▶ **WRITTEN TASKS**:
a) In the shooting match post, what wind conditions does the writer say every match so far has had?
b) List every rifle caliber named in the shooting match post.
c) Carry on the shooting match post after its final sentence.

▶ **DOCUMENT PASSAGE**:
━━━

Shot another match in February where I improved quite a bit. Had some stages that I shot nearly clean, and within my squad I had a few stage wins. I also managed to zero a few stages as well with some awkward positional requirements that I did not adapt to well.

But all in all I noticed improvement and I did not embarrass myself.



Then I shot a match a few weeks ago........ holy hell the wind was terrible. I got my ass completely kicked. The entire day was an exercise in frustration. I kept my spirits up because getting mad NEVER produces good results on the range but after the fact, it was a kick in the balls.

I am looking forward to someday shooting a match where the wind is somewhat stable. So far every match I have shot has been a gusty day with steady winds between 5 and 10mph with gusts to 15 or 18 mph. Not helpful when shooting a 223 in a game where 6mm and 6.5mm bolt guns are the typical competition.

━━━

(Element placement data)
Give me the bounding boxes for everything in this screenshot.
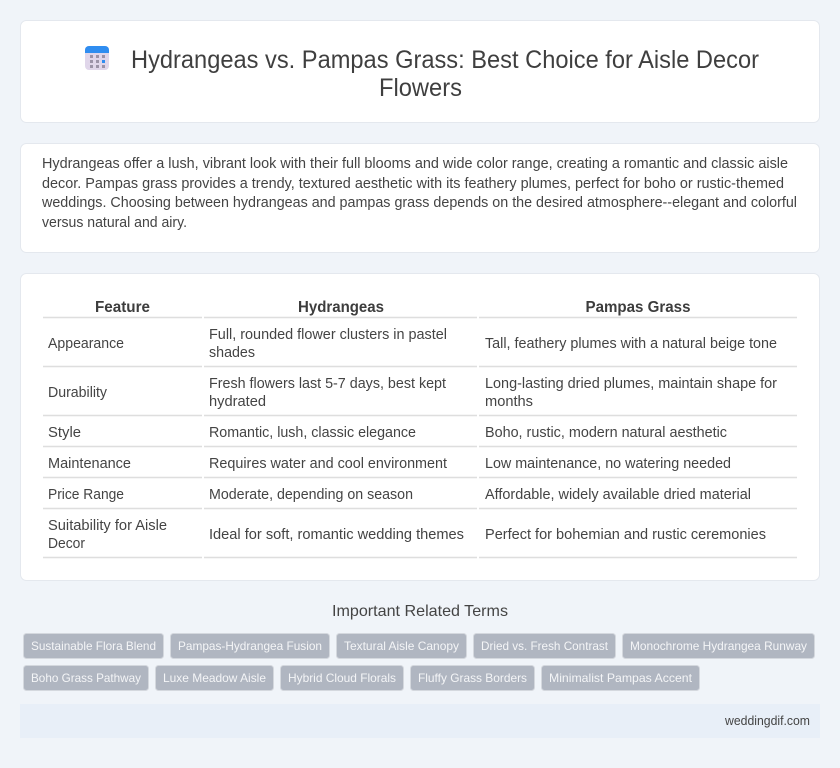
row: price range: Moderate, depending on season — [209, 487, 413, 503]
panel: comparison table — [20, 274, 820, 580]
row: durability — [48, 376, 777, 410]
text block: introduction — [41, 156, 797, 231]
row: suitability — [48, 518, 766, 552]
row: style: Style — [48, 425, 81, 441]
row: price range — [48, 487, 751, 503]
row: maintenance: Low maintenance, no watering needed — [485, 456, 731, 472]
row: durability: hydrated — [209, 394, 266, 410]
row: style: Boho, rustic, modern natural aesthetic — [485, 425, 727, 441]
related term tags: Sustainable Flora Blend — [31, 639, 156, 653]
table header row: Hydrangeas — [298, 299, 384, 316]
row: suitability: Ideal for soft, romantic wedding themes — [209, 527, 464, 543]
related term tags: Pampas-Hydrangea Fusion — [178, 639, 322, 653]
related term tags: Minimalist Pampas Accent — [549, 671, 693, 685]
row: style — [48, 425, 727, 441]
panel: header — [20, 20, 820, 122]
related term tags: Hybrid Cloud Florals — [288, 671, 396, 685]
row: appearance: Appearance — [48, 336, 124, 352]
row: appearance: Tall, feathery plumes with a natural beige tone — [485, 336, 777, 352]
row: durability: months — [485, 394, 533, 410]
row: appearance — [48, 327, 777, 361]
related term tags: Luxe Meadow Aisle — [163, 671, 266, 685]
text block: introduction: versus natural and airy. — [42, 215, 187, 231]
row: suitability: Decor — [48, 536, 85, 552]
row: suitability: Perfect for bohemian and rustic ceremonies — [485, 527, 766, 543]
text block: introduction: Hydrangeas offer a lush, vibrant look with their full blooms and wide color range, creating a romantic and classic aisle — [42, 156, 788, 172]
footer: weddingdif.com — [724, 714, 810, 728]
row: durability: Long-lasting dried plumes, maintain shape for — [485, 376, 777, 392]
icon: calendar — [85, 46, 109, 70]
row: price range: Price Range — [48, 487, 124, 503]
related term tags — [24, 634, 814, 690]
text block: introduction: weddings. Choosing between hydrangeas and pampas grass depends on the desired atmosphere--elegant and colorful — [41, 195, 797, 211]
table header row: Pampas Grass — [586, 299, 690, 316]
row: maintenance — [48, 456, 731, 472]
related term tags: Boho Grass Pathway — [31, 671, 141, 685]
row: durability: Durability — [48, 385, 108, 401]
row: appearance: shades — [209, 345, 255, 361]
footer — [20, 704, 820, 738]
table header row — [95, 299, 690, 316]
table header row: Feature — [95, 299, 150, 316]
title: Flowers — [379, 74, 462, 102]
related term tags: Fluffy Grass Borders — [418, 671, 527, 685]
heading: related terms: Important Related Terms — [332, 603, 508, 620]
row: suitability: Suitability for Aisle — [48, 518, 167, 534]
row: price range: Affordable, widely available dried material — [485, 487, 751, 503]
related term tags: Textural Aisle Canopy — [344, 639, 459, 653]
related term tags: Monochrome Hydrangea Runway — [630, 639, 807, 653]
row: durability: Fresh flowers last 5-7 days, best kept — [209, 376, 446, 392]
related term tags: Dried vs. Fresh Contrast — [481, 639, 609, 653]
row: maintenance: Maintenance — [48, 456, 131, 472]
panel: introduction — [20, 144, 820, 252]
row: maintenance: Requires water and cool environment — [209, 456, 447, 472]
row: appearance: Full, rounded flower clusters in pastel — [209, 327, 447, 343]
title — [131, 46, 759, 102]
text block: introduction: decor. Pampas grass provides a trendy, textured aesthetic with its feathery plumes, perfect for boho or rustic-themed — [42, 176, 784, 192]
title: Hydrangeas vs. Pampas Grass: Best Choice for Aisle Decor — [131, 46, 759, 74]
row: style: Romantic, lush, classic elegance — [209, 425, 416, 441]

━━━

▶ **OUTPUTS BY TASK**:
a) Gusty days with steady winds between 5 and 10 mph and gusts to 15 or 18 mph.

b) 223, 6mm, 6.5mm

c)
But I am learning every match. On the technical side, I watched several videos from Kestrel representatives and technicians and I now know that several of the ways that I was using my kestrel for atmospherics were not best practices.


I also learned how to better utilize the Applied Ballistics functionality built into the kestrel. I will still be using Strelok Pro for some shooting applications, but a Kestrel is really a must have for extended range shooting where first rounds hits are a must and you don't have a margin of error or the luxury of shooting ahead of time to figure out your dope for that day and those wind/temp/density altitude conditions.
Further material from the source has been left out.